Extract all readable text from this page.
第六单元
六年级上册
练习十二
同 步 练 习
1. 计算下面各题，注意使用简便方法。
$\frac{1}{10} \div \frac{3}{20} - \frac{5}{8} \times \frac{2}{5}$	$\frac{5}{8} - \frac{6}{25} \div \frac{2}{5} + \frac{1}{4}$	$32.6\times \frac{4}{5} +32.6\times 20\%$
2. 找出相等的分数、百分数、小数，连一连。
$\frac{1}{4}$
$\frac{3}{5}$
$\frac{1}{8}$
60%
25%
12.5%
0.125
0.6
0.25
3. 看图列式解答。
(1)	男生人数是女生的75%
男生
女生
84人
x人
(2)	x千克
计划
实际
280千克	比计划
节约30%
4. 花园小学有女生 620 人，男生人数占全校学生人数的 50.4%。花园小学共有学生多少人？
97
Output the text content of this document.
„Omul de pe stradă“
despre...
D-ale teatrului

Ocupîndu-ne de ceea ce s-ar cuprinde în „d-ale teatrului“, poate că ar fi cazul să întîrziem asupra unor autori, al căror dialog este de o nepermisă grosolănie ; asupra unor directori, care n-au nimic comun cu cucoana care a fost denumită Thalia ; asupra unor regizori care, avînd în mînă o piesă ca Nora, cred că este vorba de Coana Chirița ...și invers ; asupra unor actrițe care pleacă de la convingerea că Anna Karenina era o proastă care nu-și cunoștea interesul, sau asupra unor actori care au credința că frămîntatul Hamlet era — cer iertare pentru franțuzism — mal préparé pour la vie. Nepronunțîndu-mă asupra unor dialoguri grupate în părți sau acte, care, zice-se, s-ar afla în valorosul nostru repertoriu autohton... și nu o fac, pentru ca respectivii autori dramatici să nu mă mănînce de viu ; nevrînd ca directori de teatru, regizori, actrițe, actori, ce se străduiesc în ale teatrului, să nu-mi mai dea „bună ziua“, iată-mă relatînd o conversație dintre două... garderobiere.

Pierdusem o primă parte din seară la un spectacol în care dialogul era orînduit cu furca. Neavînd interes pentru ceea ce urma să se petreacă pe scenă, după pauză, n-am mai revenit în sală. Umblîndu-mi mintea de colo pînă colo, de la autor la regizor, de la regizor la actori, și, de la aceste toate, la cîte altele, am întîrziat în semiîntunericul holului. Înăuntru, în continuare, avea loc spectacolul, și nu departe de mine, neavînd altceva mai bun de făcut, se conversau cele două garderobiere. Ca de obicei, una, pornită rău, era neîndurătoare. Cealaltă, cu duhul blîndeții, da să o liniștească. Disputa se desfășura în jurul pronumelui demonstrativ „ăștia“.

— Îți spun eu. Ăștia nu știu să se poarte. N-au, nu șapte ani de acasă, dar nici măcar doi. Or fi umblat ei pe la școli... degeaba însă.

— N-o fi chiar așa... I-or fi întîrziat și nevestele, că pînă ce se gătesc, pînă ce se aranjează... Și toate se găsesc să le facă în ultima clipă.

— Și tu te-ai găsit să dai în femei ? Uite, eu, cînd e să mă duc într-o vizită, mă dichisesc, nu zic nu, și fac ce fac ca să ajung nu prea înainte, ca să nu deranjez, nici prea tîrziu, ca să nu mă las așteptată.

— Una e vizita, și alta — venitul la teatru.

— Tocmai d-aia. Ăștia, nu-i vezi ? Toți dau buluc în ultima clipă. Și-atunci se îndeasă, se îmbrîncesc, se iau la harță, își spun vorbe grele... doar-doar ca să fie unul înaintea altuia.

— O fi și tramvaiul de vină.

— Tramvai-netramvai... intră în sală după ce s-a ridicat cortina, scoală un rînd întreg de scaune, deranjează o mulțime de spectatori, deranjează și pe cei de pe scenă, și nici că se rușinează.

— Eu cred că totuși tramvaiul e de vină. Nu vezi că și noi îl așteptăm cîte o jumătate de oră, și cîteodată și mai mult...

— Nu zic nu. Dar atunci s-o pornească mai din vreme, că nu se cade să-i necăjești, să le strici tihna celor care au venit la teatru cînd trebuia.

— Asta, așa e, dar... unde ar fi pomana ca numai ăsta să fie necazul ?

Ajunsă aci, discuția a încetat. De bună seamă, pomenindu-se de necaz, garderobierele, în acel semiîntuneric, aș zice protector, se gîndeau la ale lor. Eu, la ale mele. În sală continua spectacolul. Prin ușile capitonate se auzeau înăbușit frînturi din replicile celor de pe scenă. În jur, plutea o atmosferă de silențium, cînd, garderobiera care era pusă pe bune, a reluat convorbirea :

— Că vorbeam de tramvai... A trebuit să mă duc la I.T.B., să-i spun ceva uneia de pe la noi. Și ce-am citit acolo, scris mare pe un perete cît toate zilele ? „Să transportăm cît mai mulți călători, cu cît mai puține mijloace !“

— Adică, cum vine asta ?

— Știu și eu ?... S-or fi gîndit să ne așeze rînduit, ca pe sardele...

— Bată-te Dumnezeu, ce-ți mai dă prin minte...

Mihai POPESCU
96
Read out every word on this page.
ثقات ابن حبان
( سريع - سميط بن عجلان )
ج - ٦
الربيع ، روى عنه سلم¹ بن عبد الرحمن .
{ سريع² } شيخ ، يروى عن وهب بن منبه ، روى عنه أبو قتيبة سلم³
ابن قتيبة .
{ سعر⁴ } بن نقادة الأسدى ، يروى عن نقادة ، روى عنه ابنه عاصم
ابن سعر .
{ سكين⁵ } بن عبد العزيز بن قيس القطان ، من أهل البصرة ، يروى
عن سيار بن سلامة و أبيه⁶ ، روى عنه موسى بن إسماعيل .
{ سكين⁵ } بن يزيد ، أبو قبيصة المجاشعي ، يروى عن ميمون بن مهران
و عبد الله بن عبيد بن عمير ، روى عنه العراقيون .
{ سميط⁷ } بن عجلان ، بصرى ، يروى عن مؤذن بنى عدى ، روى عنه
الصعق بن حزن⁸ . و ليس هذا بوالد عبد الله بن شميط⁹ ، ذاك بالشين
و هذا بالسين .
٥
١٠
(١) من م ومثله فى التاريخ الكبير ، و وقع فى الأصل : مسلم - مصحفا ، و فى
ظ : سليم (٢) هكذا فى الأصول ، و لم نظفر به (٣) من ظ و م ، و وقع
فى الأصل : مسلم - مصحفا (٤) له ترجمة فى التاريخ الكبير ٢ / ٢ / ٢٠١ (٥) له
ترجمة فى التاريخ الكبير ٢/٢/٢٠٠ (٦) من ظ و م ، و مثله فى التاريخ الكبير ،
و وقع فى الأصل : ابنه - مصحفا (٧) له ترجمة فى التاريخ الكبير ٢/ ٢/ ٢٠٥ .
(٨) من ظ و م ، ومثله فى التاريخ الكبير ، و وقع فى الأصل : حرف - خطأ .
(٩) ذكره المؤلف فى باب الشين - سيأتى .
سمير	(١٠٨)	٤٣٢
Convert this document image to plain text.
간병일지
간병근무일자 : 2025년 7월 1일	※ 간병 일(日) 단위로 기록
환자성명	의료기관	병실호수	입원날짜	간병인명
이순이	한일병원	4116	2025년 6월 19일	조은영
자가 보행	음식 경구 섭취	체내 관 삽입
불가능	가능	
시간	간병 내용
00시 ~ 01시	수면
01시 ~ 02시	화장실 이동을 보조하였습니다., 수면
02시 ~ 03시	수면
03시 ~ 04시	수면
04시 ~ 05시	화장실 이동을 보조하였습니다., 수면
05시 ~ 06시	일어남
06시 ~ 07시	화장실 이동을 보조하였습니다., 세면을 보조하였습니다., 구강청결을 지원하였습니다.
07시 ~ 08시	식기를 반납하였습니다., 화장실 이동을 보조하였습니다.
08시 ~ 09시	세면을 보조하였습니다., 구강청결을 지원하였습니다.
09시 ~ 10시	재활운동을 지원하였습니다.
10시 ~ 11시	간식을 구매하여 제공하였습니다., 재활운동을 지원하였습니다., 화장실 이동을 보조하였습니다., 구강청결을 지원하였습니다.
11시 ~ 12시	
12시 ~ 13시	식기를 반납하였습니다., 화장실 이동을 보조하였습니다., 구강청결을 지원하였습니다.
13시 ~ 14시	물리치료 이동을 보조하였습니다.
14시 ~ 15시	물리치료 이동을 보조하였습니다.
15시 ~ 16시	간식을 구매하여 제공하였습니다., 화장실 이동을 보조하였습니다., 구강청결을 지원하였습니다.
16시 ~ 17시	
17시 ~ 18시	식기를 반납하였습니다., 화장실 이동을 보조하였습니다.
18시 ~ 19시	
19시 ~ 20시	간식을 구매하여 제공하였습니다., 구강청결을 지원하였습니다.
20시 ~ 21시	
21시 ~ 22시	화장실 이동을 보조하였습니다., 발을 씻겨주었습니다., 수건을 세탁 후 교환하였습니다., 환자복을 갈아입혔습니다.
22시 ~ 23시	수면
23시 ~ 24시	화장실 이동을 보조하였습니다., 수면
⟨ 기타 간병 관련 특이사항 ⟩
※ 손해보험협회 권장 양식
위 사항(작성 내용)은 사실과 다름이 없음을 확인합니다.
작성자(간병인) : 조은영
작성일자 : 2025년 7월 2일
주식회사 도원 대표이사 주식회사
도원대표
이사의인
────────────────────────────────────────
- Aim: Reproduce the listing above exactly from the line containing "Convert this document image to plain text." through its last line, with both of those lines included.

- Reply to the exercise:
Convert this document image to plain text.
간병일지
간병근무일자 : 2025년 7월 1일	※ 간병 일(日) 단위로 기록
환자성명	의료기관	병실호수	입원날짜	간병인명
이순이	한일병원	4116	2025년 6월 19일	조은영
자가 보행	음식 경구 섭취	체내 관 삽입
불가능	가능	
시간	간병 내용
00시 ~ 01시	수면
01시 ~ 02시	화장실 이동을 보조하였습니다., 수면
02시 ~ 03시	수면
03시 ~ 04시	수면
04시 ~ 05시	화장실 이동을 보조하였습니다., 수면
05시 ~ 06시	일어남
06시 ~ 07시	화장실 이동을 보조하였습니다., 세면을 보조하였습니다., 구강청결을 지원하였습니다.
07시 ~ 08시	식기를 반납하였습니다., 화장실 이동을 보조하였습니다.
08시 ~ 09시	세면을 보조하였습니다., 구강청결을 지원하였습니다.
09시 ~ 10시	재활운동을 지원하였습니다.
10시 ~ 11시	간식을 구매하여 제공하였습니다., 재활운동을 지원하였습니다., 화장실 이동을 보조하였습니다., 구강청결을 지원하였습니다.
11시 ~ 12시	
12시 ~ 13시	식기를 반납하였습니다., 화장실 이동을 보조하였습니다., 구강청결을 지원하였습니다.
13시 ~ 14시	물리치료 이동을 보조하였습니다.
14시 ~ 15시	물리치료 이동을 보조하였습니다.
15시 ~ 16시	간식을 구매하여 제공하였습니다., 화장실 이동을 보조하였습니다., 구강청결을 지원하였습니다.
16시 ~ 17시	
17시 ~ 18시	식기를 반납하였습니다., 화장실 이동을 보조하였습니다.
18시 ~ 19시	
19시 ~ 20시	간식을 구매하여 제공하였습니다., 구강청결을 지원하였습니다.
20시 ~ 21시	
21시 ~ 22시	화장실 이동을 보조하였습니다., 발을 씻겨주었습니다., 수건을 세탁 후 교환하였습니다., 환자복을 갈아입혔습니다.
22시 ~ 23시	수면
23시 ~ 24시	화장실 이동을 보조하였습니다., 수면
⟨ 기타 간병 관련 특이사항 ⟩
※ 손해보험협회 권장 양식
위 사항(작성 내용)은 사실과 다름이 없음을 확인합니다.
작성자(간병인) : 조은영
작성일자 : 2025년 7월 2일
주식회사 도원 대표이사 주식회사
도원대표
이사의인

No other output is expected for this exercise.